_REQUIREMENT_.
Copy the records below exactly, leaving out every picture.

[Start RECORDS SHOWN]

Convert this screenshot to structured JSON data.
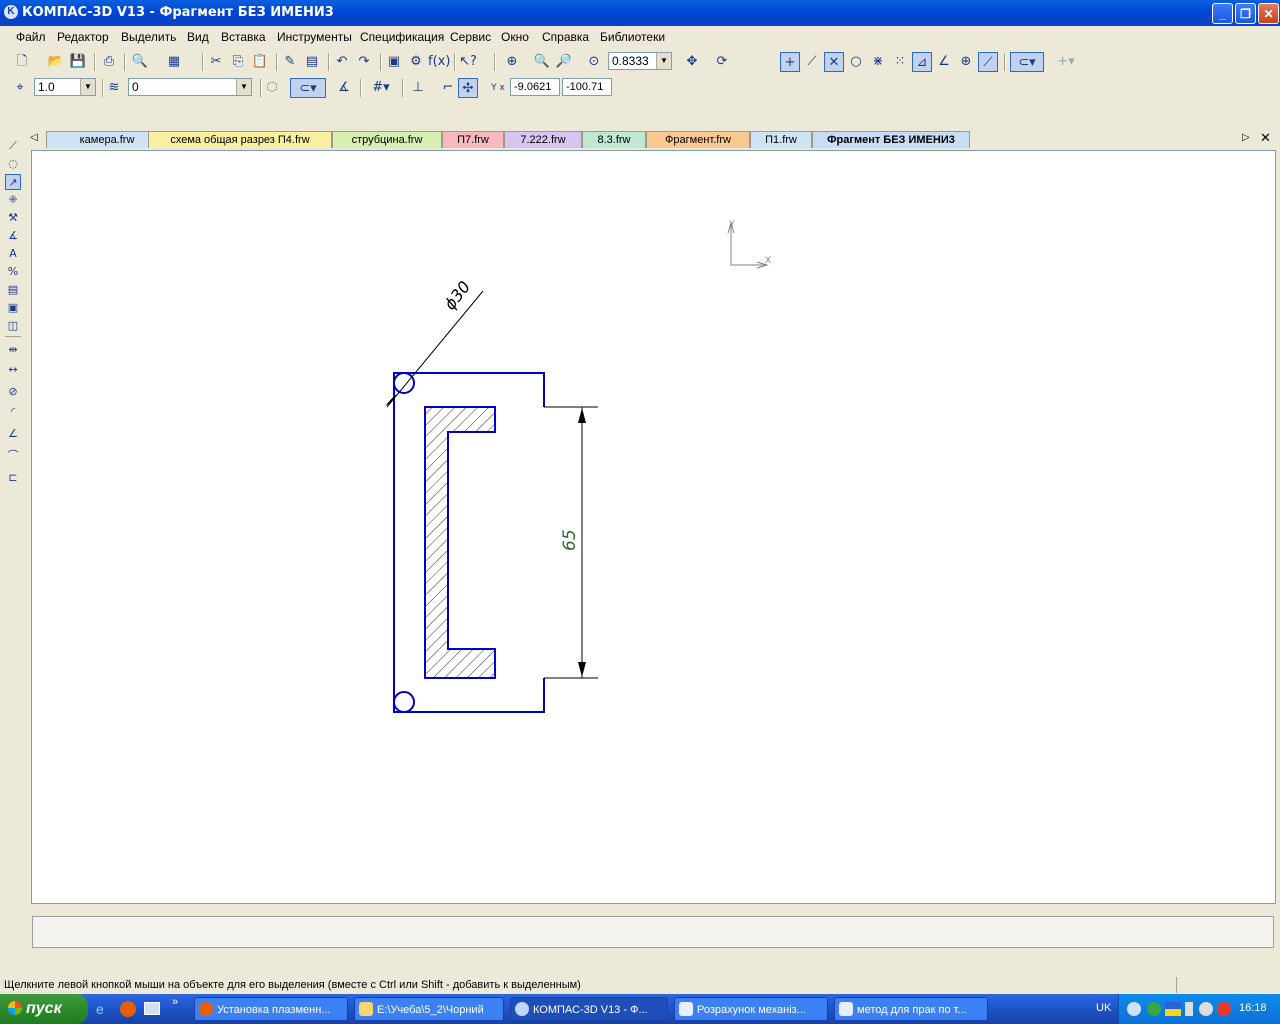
{
  "window": {
    "title": "КОМПАС-3D V13 - Фрагмент БЕЗ ИМЕНИ3",
    "app_icon": "kompas-icon"
  },
  "menu": [
    "Файл",
    "Редактор",
    "Выделить",
    "Вид",
    "Вставка",
    "Инструменты",
    "Спецификация",
    "Сервис",
    "Окно",
    "Справка",
    "Библиотеки"
  ],
  "toolbar": {
    "zoom_value": "0.8333"
  },
  "props": {
    "step_value": "1.0",
    "layer_value": "0",
    "coord_x": "-9.0621",
    "coord_y": "-100.71"
  },
  "tabs": [
    {
      "label": "камера.frw",
      "color": "#CFE3F7"
    },
    {
      "label": "схема общая разрез П4.frw",
      "color": "#F8F0A0"
    },
    {
      "label": "струбцина.frw",
      "color": "#D6EEB0"
    },
    {
      "label": "П7.frw",
      "color": "#F7B8C0"
    },
    {
      "label": "7.222.frw",
      "color": "#D8C4F0"
    },
    {
      "label": "8.3.frw",
      "color": "#BFE8D0"
    },
    {
      "label": "Фрагмент.frw",
      "color": "#FAC890"
    },
    {
      "label": "П1.frw",
      "color": "#CFE3F7"
    },
    {
      "label": "Фрагмент БЕЗ ИМЕНИ3",
      "color": "#C8DDF4"
    }
  ],
  "drawing": {
    "dim_diameter": "ϕ30",
    "dim_length": "65",
    "axis_y": "Y",
    "axis_x": "X",
    "line_color": "#0000C8"
  },
  "status": {
    "hint": "Щелкните левой кнопкой мыши на объекте для его выделения (вместе с Ctrl или Shift - добавить к выделенным)"
  },
  "taskbar": {
    "start": "пуск",
    "tasks": [
      {
        "label": "Установка плазменн..."
      },
      {
        "label": "E:\\Учеба\\5_2\\Чорний"
      },
      {
        "label": "КОМПАС-3D V13 - Ф..."
      },
      {
        "label": "Розрахунок механіз..."
      },
      {
        "label": "метод для прак по т..."
      }
    ],
    "lang": "UK",
    "clock": "16:18"
  }
}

[End RECORDS SHOWN]

_RESPONSE TO THE EXERCISE_.
Convert this screenshot to structured JSON data.
{
  "window": {
    "title": "КОМПАС-3D V13 - Фрагмент БЕЗ ИМЕНИ3",
    "app_icon": "kompas-icon"
  },
  "menu": [
    "Файл",
    "Редактор",
    "Выделить",
    "Вид",
    "Вставка",
    "Инструменты",
    "Спецификация",
    "Сервис",
    "Окно",
    "Справка",
    "Библиотеки"
  ],
  "toolbar": {
    "zoom_value": "0.8333"
  },
  "props": {
    "step_value": "1.0",
    "layer_value": "0",
    "coord_x": "-9.0621",
    "coord_y": "-100.71"
  },
  "tabs": [
    {
      "label": "камера.frw",
      "color": "#CFE3F7"
    },
    {
      "label": "схема общая разрез П4.frw",
      "color": "#F8F0A0"
    },
    {
      "label": "струбцина.frw",
      "color": "#D6EEB0"
    },
    {
      "label": "П7.frw",
      "color": "#F7B8C0"
    },
    {
      "label": "7.222.frw",
      "color": "#D8C4F0"
    },
    {
      "label": "8.3.frw",
      "color": "#BFE8D0"
    },
    {
      "label": "Фрагмент.frw",
      "color": "#FAC890"
    },
    {
      "label": "П1.frw",
      "color": "#CFE3F7"
    },
    {
      "label": "Фрагмент БЕЗ ИМЕНИ3",
      "color": "#C8DDF4"
    }
  ],
  "drawing": {
    "dim_diameter": "ϕ30",
    "dim_length": "65",
    "axis_y": "Y",
    "axis_x": "X",
    "line_color": "#0000C8"
  },
  "status": {
    "hint": "Щелкните левой кнопкой мыши на объекте для его выделения (вместе с Ctrl или Shift - добавить к выделенным)"
  },
  "taskbar": {
    "start": "пуск",
    "tasks": [
      {
        "label": "Установка плазменн..."
      },
      {
        "label": "E:\\Учеба\\5_2\\Чорний"
      },
      {
        "label": "КОМПАС-3D V13 - Ф..."
      },
      {
        "label": "Розрахунок механіз..."
      },
      {
        "label": "метод для прак по т..."
      }
    ],
    "lang": "UK",
    "clock": "16:18"
  }
}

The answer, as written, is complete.